◆ Task brief: Locate the lines that hold the string "division". Copy every such line.

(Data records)
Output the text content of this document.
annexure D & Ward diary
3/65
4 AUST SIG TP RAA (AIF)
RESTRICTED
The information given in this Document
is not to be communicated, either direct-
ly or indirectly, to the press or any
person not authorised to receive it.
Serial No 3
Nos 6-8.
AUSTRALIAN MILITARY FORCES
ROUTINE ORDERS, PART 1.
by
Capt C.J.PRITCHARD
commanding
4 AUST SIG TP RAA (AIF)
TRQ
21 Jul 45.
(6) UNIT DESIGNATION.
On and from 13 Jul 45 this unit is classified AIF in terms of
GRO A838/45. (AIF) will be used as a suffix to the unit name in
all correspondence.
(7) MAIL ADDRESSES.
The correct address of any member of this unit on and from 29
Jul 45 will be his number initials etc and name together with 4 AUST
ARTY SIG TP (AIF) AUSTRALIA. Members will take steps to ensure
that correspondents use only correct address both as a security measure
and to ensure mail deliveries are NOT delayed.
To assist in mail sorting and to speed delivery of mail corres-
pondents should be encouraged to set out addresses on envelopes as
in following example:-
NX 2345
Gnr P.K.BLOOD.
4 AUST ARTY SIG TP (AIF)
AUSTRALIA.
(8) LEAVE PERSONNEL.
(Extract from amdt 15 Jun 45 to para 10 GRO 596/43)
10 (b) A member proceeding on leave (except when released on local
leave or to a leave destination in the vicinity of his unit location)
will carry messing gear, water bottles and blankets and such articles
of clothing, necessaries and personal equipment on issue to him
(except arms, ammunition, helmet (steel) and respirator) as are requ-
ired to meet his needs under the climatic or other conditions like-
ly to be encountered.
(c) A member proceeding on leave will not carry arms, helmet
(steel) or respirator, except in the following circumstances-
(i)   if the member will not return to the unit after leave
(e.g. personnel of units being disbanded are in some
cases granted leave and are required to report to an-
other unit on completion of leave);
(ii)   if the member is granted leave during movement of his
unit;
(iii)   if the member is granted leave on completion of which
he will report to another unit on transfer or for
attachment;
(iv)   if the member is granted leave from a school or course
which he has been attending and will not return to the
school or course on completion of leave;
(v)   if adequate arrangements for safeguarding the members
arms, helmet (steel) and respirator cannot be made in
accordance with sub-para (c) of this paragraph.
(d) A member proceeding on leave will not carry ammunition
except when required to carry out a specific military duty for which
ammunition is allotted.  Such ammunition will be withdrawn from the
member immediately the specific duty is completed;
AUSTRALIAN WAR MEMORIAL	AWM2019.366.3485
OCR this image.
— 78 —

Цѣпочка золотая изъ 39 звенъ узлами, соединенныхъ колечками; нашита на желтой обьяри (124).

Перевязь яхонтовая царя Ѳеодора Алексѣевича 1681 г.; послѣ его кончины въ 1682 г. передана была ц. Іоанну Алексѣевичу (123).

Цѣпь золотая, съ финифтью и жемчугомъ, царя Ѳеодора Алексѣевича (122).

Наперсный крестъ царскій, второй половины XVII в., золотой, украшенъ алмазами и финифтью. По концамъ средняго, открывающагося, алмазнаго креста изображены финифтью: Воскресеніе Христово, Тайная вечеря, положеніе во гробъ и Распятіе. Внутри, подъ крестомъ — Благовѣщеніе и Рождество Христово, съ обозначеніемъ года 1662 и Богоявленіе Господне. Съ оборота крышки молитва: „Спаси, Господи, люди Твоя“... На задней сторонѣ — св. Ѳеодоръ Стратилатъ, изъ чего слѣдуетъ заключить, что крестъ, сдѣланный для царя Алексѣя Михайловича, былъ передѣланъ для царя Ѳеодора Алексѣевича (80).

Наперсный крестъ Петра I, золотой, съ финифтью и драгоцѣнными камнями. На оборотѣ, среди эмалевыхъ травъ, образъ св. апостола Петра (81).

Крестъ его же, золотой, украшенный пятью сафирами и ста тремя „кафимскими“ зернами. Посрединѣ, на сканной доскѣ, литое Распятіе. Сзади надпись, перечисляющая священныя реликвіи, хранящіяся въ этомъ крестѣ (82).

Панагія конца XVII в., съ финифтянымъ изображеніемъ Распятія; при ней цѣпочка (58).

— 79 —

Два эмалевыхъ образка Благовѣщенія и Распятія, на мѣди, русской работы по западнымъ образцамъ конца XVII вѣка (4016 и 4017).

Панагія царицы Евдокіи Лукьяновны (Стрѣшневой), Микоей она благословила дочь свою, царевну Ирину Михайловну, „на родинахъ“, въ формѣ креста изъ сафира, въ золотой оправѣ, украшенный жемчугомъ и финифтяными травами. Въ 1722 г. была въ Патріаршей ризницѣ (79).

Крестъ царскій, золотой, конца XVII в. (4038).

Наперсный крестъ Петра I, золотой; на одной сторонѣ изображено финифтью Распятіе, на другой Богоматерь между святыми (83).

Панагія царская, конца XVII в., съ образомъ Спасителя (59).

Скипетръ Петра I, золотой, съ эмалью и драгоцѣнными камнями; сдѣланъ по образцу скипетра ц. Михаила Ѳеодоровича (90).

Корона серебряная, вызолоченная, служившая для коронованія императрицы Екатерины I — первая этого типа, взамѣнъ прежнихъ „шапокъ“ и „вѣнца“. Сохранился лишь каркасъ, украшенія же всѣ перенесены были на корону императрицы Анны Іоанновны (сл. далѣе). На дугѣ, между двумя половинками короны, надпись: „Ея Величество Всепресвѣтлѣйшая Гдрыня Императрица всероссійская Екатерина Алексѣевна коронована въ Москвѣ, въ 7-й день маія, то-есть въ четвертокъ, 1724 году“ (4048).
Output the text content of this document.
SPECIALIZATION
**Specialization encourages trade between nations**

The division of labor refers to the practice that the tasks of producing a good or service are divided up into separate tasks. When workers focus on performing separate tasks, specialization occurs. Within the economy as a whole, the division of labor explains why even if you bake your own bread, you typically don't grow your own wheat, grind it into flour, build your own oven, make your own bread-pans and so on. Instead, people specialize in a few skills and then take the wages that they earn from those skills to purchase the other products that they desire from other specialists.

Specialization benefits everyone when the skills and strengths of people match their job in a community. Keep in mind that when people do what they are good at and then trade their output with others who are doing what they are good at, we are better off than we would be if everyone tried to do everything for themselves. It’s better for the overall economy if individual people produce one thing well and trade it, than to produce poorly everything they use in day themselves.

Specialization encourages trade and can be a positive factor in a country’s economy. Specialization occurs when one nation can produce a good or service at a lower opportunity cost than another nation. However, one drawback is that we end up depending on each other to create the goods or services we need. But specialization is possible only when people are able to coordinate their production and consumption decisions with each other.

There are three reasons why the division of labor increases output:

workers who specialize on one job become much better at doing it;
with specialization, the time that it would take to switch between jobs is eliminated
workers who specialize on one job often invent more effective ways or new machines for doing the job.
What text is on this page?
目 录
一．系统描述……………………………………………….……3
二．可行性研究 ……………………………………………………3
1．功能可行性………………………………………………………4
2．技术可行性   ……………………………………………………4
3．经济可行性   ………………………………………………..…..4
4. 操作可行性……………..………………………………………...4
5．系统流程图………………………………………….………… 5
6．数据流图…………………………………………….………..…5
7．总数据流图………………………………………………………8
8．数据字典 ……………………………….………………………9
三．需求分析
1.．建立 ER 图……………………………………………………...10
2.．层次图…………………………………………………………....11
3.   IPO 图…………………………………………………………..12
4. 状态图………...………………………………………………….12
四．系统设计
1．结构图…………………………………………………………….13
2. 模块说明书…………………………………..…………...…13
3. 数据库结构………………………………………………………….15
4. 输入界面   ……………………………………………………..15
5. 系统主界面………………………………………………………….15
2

◆ Reply:
The division of labor refers to the practice that the tasks of producing a good or service are divided up into separate tasks. When workers focus on performing separate tasks, specialization occurs. Within the economy as a whole, the division of labor explains why even if you bake your own bread, you typically don't grow your own wheat, grind it into flour, build your own oven, make your own bread-pans and so on. Instead, people specialize in a few skills and then take the wages that they earn from those skills to purchase the other products that they desire from other specialists.
There are three reasons why the division of labor increases output:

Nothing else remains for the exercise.